=== Given data ===
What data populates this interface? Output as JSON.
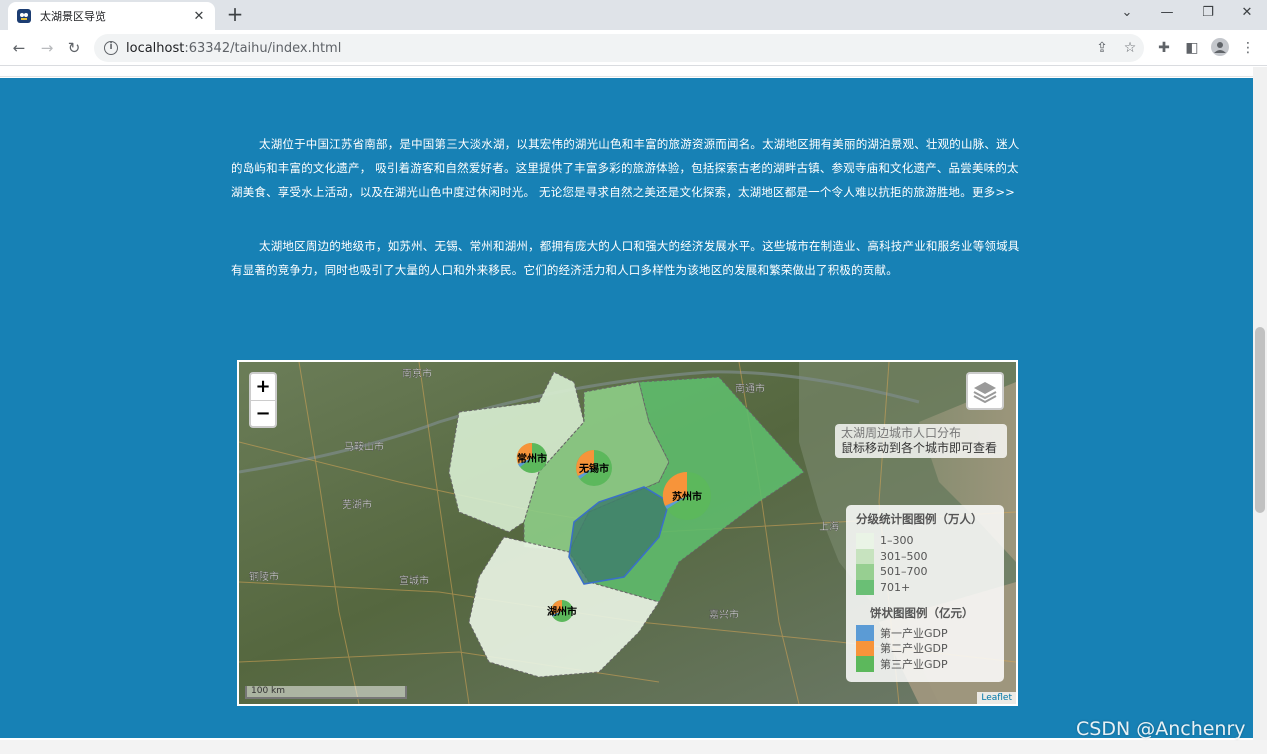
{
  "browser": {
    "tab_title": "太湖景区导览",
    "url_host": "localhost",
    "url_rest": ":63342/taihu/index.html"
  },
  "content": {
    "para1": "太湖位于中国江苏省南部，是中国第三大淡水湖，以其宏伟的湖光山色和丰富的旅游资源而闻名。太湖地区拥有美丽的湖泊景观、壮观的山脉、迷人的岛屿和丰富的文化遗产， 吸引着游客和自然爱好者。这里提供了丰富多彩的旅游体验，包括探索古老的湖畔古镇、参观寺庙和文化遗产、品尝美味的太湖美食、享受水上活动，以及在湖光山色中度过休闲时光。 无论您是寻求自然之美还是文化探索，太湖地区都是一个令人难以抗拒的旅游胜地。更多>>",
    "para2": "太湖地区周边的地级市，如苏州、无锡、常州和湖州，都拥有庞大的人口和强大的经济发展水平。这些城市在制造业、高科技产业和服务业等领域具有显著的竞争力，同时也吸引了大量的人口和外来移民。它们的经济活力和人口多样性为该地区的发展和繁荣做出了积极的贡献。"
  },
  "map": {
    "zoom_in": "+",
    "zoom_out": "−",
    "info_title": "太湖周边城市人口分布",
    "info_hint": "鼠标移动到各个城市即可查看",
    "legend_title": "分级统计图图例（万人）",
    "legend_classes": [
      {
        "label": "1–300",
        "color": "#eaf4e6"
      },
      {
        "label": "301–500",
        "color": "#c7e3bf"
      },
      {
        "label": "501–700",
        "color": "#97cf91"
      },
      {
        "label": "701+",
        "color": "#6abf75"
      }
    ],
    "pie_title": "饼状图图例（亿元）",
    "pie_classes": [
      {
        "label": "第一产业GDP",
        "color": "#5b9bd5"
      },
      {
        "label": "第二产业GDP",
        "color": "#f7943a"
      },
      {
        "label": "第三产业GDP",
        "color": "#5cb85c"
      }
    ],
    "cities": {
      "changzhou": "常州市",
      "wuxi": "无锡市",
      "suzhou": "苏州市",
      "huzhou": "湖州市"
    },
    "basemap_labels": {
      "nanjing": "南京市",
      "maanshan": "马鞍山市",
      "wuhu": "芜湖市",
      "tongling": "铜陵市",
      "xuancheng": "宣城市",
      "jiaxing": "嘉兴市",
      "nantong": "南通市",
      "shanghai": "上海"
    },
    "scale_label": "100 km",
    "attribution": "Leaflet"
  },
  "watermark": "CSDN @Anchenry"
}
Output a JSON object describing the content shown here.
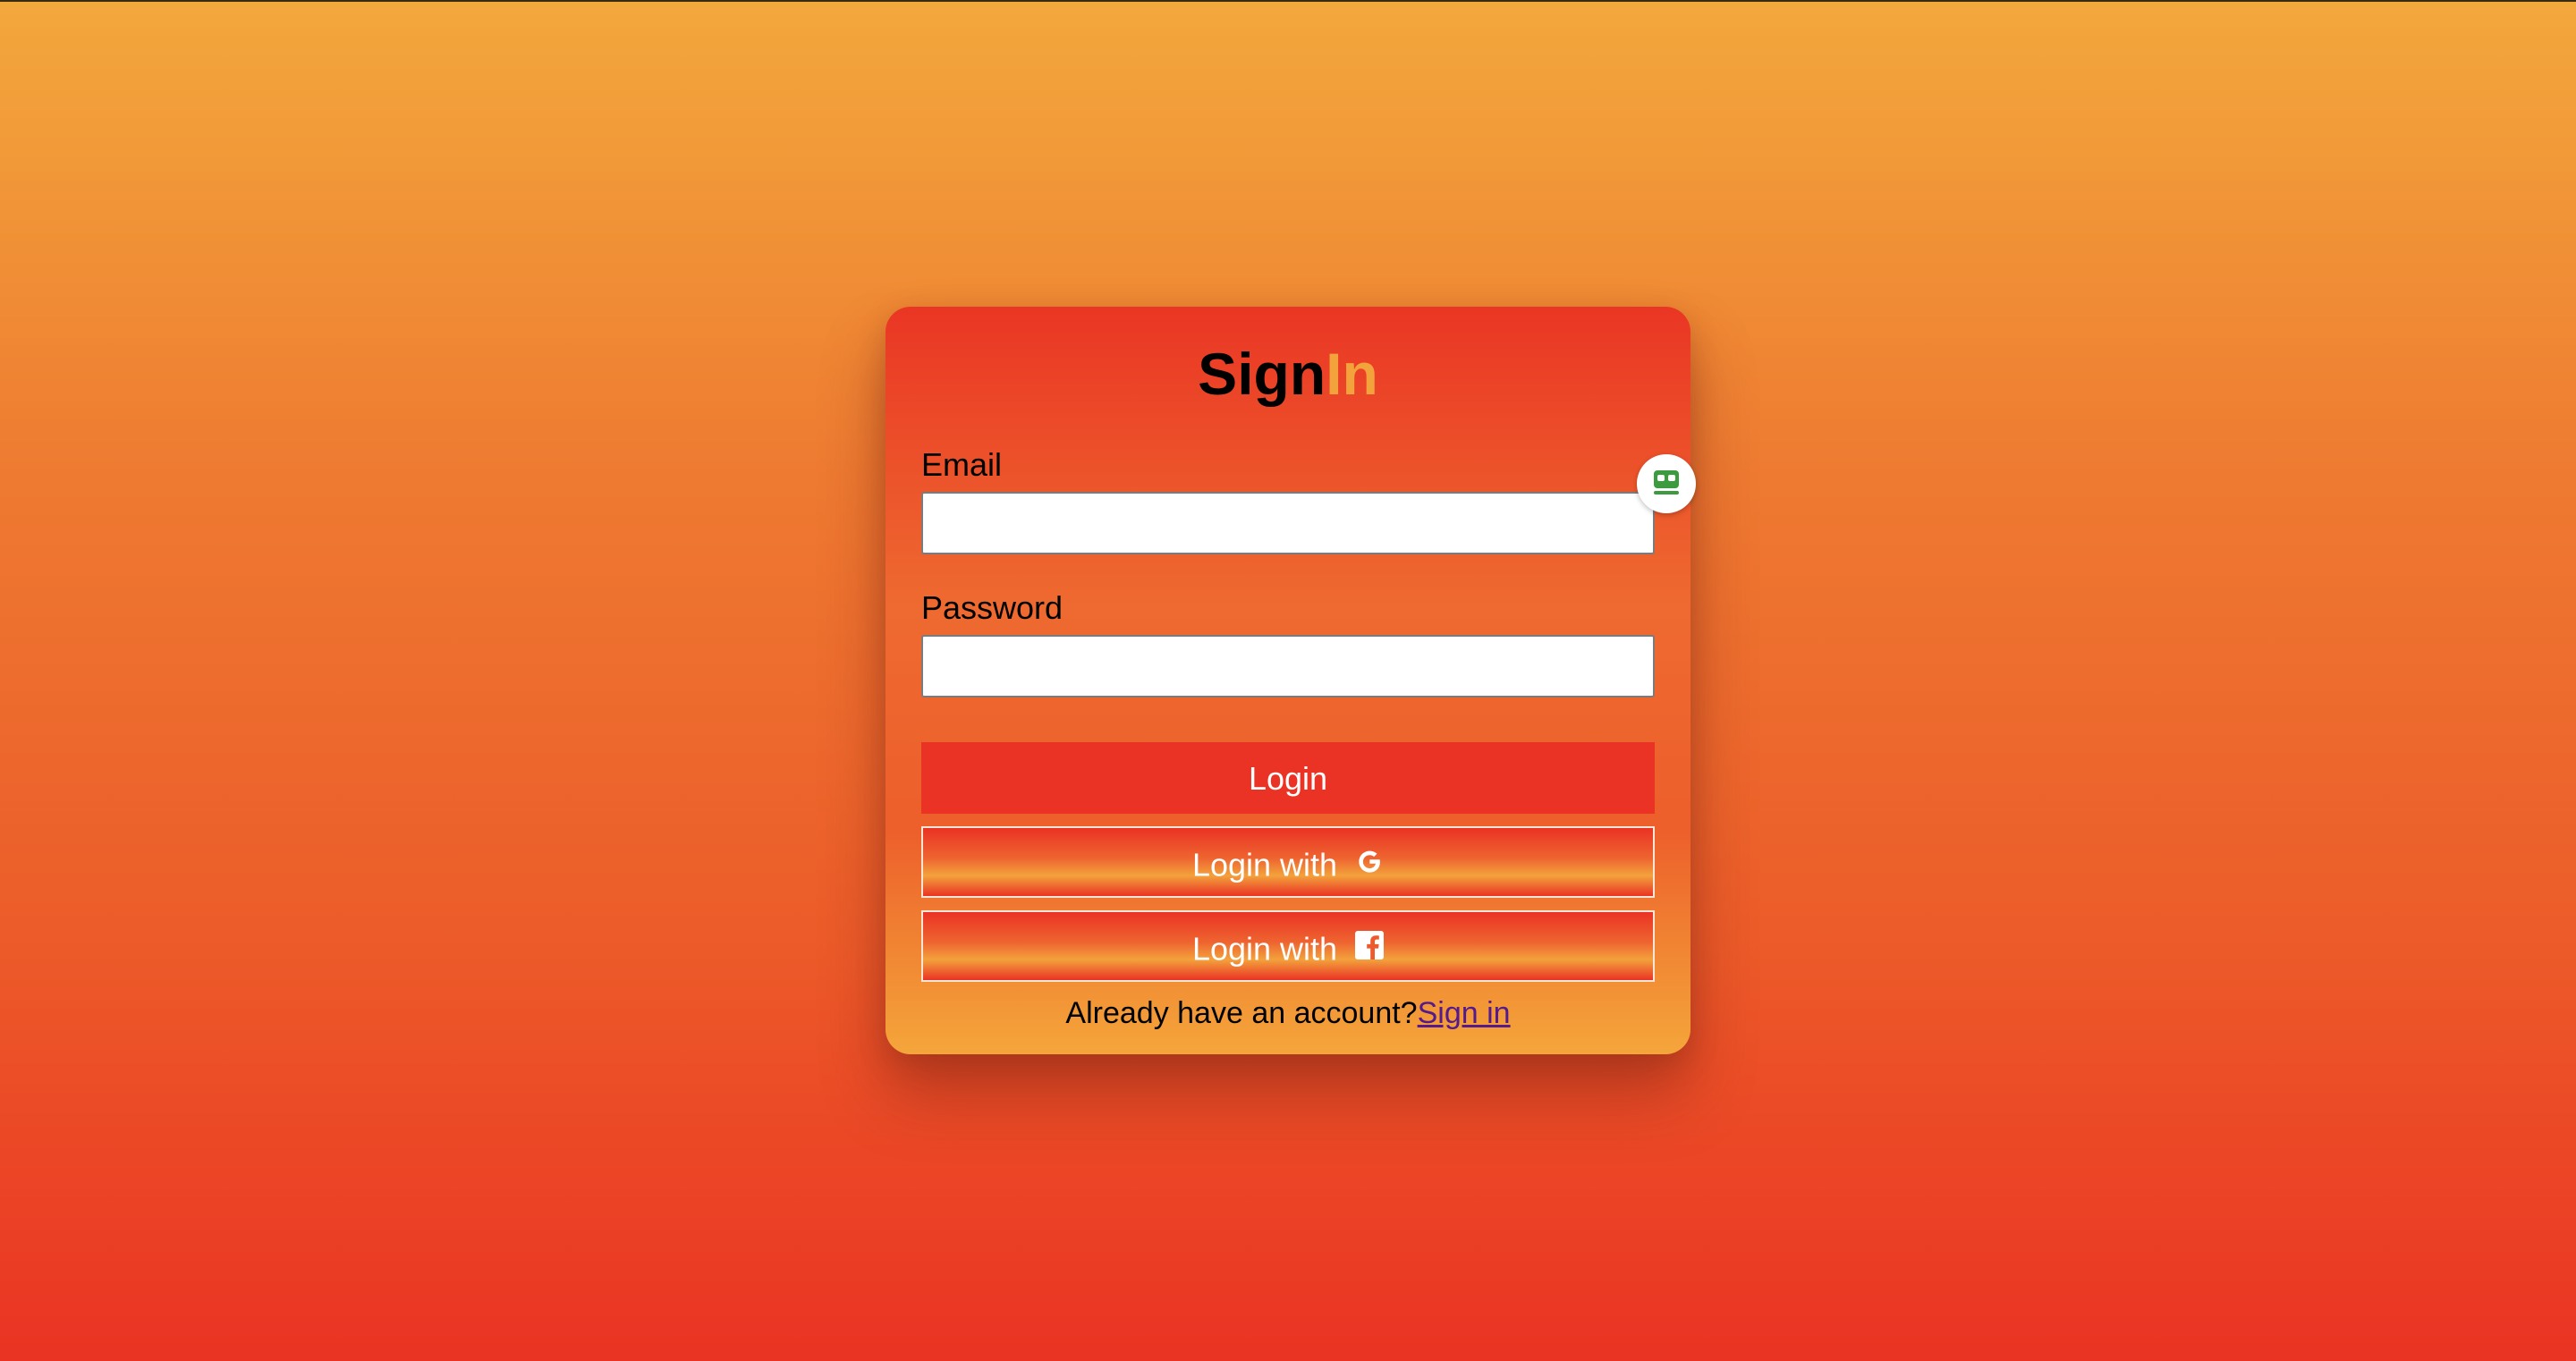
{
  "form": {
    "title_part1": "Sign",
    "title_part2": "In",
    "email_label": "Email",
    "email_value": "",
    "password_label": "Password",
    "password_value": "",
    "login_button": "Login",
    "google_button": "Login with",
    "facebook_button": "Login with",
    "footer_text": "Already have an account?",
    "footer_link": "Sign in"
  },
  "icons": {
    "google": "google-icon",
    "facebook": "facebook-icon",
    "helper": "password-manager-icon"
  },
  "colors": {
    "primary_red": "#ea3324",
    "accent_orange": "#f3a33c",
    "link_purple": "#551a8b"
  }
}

=== Exercise ===
Filter the records above for lines containing the word "Output", and copy those lines.

=== Reply ===
What data populates this interface? Output as JSON.
Output a JSON object describing the content shown here.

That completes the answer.